Ketentuan Latihan ->
A – Tuliskan kembali dari kutipan dokumen ini seluruh bagian mulai dari "Hal ini didukung" hingga "dan kategorinya tinggi.".
B – Bilangan apa saja yang ditulis dengan angka Arab dalam kutipan dokumen ini? Sebutkan semuanya.
╭─ Kutipan Dokumen
Pelaksanaan pembelajaran pada siklus III sedikit berbeda dengan dua siklus sebelumnya khususnya dalam pelaksanaan diskusi kelompok. Selain jumlah anggota yang diperkecil menjadi tiga orang, pada siklus III ini setiap anggota kelompok diwajibkan untuk menjelaskan kepada dua teman lain yang berbeda kelompok dari tugas yang telah didiskusikannya. Hal ini dilakukan agar aspek ke tiga dari keberanian bertanya dan pendapat mengalami peningkatan. Setelah anak selesai mendiskusikan tugas yang ada dalam LKS kemudian anak menjelaskan kepada dua teman lain yang beda kelompok, siswa diberikan penghargaan karena telah mengerjakan tugas dengan baik. Siswa sangat antusias dan segera menyelesaikan tugas karena mereka juga ingin seperti teman lain mendapat penghargaan yaitu berupa tanda bintang.
Hal ini didukung oleh pendapat Djamarah dan Zain (2002: 167) yang menyatakan bahwa pemberian ganjaran terhadap prestasi yang dicapai anak didik dapat merangsang untuk mendapatkan prestasi yang lebih baik di kemudian hari. Dengan adanya hal sedemikian rupa maka skor keberanian bertanya dan mengemukakan pendapat di akhir siklus mencapai 81,25 dan kategorinya tinggi.
╰─
╭─ Materi Hasil Ekstraksi
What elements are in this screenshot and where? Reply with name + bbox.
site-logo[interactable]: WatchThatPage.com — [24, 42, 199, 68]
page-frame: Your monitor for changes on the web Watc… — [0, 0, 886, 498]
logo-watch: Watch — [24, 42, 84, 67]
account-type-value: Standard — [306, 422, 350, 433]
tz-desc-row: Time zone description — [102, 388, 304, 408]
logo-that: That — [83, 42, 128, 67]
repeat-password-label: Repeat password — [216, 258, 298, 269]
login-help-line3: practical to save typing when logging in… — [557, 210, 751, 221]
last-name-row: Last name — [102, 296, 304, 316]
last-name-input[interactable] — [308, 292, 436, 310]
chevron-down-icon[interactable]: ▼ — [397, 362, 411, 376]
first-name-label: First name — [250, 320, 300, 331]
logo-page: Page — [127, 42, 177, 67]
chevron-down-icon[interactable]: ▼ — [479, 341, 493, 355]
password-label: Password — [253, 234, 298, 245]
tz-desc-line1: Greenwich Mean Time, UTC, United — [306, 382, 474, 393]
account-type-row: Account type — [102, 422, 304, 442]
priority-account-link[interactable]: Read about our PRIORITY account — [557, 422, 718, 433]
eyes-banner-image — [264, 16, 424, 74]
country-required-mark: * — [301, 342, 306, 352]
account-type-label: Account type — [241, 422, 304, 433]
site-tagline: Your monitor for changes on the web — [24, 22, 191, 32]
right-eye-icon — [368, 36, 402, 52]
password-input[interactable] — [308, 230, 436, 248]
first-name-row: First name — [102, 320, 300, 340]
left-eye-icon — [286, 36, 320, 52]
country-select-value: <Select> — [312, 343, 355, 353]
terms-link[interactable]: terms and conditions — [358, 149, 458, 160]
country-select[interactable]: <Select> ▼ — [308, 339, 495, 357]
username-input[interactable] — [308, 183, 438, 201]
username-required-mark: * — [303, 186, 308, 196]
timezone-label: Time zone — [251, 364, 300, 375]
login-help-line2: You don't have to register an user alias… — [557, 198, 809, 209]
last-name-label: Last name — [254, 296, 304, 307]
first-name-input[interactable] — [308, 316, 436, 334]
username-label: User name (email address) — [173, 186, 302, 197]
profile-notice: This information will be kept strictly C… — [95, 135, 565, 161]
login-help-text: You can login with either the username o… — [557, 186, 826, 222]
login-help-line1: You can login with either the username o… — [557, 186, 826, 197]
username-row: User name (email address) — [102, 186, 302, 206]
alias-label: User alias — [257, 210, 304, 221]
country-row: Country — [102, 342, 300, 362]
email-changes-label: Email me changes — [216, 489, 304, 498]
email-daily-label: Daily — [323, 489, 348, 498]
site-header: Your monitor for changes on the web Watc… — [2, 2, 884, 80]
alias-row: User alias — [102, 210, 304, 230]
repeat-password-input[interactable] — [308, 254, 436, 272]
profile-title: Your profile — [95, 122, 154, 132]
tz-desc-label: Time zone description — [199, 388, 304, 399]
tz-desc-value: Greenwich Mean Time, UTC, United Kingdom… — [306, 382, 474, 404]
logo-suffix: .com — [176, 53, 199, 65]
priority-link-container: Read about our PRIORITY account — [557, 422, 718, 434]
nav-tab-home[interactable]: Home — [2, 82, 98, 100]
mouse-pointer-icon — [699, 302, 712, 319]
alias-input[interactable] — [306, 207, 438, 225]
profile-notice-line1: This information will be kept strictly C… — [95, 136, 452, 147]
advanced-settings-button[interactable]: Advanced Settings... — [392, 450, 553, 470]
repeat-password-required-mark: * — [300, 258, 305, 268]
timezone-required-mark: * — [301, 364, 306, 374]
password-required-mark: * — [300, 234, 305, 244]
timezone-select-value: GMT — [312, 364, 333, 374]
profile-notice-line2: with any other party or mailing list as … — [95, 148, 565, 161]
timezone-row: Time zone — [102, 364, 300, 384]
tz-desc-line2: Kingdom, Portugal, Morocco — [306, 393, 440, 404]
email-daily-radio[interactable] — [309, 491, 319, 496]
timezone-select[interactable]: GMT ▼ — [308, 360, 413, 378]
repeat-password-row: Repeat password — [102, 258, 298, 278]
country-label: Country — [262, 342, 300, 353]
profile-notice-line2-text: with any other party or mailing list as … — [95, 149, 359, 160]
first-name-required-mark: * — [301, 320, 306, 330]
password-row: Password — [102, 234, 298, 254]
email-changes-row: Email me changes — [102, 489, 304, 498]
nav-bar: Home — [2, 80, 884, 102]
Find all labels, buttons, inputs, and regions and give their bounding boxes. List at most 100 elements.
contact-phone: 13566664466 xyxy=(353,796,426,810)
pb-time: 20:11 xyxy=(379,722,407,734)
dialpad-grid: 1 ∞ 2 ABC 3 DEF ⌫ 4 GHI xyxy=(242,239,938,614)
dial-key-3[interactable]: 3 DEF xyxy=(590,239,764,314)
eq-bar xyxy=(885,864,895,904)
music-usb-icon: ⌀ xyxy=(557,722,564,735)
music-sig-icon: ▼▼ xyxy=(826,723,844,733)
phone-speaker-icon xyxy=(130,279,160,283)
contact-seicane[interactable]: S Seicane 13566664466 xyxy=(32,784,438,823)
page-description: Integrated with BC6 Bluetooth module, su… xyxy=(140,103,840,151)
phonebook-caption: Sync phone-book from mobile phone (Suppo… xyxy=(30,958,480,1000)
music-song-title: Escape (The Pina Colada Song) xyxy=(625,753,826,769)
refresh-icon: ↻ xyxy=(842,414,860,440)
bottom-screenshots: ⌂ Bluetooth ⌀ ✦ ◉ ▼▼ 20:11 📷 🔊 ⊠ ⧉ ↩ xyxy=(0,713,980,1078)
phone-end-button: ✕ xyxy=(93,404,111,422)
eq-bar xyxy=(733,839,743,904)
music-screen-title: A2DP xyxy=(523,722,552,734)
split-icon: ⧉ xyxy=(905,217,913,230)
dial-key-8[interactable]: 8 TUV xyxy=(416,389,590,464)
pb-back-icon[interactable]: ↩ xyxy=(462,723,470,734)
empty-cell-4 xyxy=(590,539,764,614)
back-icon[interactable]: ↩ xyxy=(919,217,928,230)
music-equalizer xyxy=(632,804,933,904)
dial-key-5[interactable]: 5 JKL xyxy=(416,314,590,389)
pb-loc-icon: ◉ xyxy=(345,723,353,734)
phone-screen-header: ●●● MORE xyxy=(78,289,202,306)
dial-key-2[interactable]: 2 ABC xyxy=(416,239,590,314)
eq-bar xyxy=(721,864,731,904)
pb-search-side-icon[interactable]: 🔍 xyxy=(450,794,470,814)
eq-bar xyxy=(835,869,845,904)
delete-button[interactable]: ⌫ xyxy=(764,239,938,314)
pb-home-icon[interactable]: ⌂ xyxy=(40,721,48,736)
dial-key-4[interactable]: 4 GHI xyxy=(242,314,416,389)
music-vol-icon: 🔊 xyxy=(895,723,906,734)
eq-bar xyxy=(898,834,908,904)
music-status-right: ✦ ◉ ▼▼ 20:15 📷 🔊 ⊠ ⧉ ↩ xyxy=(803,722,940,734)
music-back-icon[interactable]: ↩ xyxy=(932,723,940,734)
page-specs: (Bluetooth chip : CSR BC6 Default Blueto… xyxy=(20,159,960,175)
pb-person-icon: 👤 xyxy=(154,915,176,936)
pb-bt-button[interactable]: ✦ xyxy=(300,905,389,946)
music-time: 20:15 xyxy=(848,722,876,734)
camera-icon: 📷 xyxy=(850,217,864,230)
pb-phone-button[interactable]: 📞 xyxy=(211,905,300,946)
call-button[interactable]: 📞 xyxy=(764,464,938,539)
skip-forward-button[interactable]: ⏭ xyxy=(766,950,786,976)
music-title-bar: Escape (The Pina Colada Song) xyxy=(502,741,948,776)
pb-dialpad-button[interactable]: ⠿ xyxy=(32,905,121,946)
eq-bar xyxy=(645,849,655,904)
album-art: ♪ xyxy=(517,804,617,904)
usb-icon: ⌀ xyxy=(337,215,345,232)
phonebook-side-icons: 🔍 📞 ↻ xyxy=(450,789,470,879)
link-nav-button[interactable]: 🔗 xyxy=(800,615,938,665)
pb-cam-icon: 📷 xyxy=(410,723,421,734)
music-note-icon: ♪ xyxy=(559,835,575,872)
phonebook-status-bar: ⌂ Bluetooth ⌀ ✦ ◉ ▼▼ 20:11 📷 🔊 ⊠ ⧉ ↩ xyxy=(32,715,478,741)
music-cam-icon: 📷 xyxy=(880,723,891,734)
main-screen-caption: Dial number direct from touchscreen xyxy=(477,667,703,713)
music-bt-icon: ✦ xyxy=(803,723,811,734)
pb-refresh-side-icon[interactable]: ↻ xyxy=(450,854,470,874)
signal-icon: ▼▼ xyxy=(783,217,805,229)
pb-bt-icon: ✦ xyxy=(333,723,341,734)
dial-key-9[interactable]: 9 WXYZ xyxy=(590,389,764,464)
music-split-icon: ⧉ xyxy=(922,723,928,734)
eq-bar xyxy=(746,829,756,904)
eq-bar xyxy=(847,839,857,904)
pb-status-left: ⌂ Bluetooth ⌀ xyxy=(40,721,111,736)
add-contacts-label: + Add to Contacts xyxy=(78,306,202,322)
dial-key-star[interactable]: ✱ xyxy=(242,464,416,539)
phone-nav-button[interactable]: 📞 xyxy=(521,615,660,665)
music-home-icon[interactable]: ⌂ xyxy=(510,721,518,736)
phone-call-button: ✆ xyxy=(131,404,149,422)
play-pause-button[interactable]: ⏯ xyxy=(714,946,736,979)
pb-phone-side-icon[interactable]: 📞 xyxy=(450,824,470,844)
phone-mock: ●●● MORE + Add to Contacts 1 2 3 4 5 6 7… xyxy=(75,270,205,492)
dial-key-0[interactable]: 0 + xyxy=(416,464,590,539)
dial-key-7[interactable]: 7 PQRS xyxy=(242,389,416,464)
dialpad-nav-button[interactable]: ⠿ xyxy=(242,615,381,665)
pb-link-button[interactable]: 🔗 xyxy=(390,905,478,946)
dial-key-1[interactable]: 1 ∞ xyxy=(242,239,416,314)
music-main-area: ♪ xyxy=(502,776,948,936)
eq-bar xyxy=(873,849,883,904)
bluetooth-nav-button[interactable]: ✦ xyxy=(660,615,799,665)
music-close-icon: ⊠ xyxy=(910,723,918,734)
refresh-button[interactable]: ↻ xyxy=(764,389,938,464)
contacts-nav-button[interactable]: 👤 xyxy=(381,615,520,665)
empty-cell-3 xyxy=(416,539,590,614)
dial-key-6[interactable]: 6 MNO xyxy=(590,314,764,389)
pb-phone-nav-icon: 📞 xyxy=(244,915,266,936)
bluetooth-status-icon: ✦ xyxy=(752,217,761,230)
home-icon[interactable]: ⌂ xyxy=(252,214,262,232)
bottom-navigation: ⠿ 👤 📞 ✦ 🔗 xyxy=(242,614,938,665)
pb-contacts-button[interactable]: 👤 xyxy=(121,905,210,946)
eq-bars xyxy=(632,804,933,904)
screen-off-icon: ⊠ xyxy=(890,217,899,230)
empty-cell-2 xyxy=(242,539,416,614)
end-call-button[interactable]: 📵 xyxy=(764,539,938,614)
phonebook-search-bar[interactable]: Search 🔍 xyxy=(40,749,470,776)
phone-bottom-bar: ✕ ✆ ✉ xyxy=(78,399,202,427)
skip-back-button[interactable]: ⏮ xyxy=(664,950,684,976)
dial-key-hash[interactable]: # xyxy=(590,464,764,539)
╰─
Jawaban Tugas ->
A –
Hal ini didukung oleh pendapat Djamarah dan Zain (2002: 167) yang menyatakan bahwa pemberian ganjaran terhadap prestasi yang dicapai anak didik dapat merangsang untuk mendapatkan prestasi yang lebih baik di kemudian hari. Dengan adanya hal sedemikian rupa maka skor keberanian bertanya dan mengemukakan pendapat di akhir siklus mencapai 81,25 dan kategorinya tinggi.

B – 2002, 167, 81,25